**Records to process:**
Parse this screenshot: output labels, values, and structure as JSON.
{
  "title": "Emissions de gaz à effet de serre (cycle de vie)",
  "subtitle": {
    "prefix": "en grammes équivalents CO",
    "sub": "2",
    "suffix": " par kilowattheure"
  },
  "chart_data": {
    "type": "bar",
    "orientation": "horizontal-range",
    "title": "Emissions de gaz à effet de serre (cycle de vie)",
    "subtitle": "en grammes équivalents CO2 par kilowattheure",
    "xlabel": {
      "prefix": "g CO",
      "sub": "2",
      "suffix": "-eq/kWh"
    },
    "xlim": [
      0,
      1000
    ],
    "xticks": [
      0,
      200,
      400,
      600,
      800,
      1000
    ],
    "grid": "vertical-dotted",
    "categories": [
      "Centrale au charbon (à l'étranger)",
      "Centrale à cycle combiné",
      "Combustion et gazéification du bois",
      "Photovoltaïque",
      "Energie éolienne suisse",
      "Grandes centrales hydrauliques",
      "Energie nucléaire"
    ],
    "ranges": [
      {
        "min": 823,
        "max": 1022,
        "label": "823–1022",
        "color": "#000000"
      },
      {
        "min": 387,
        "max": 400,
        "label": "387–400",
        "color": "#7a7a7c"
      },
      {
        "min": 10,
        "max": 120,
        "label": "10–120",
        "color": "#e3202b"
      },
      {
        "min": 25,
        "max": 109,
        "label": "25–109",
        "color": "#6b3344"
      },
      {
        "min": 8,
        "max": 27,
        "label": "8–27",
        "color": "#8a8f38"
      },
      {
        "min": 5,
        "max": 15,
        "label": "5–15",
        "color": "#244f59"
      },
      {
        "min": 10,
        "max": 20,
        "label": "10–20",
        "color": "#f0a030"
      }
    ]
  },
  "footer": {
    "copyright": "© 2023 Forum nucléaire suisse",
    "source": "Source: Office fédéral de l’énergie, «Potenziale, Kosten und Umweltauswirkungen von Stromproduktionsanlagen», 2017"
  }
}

**To be done:** Look through the material above. Copy each line where the word "suisse" appears.

**Answer for the task:**
      "Energie éolienne suisse",
    "copyright": "© 2023 Forum nucléaire suisse",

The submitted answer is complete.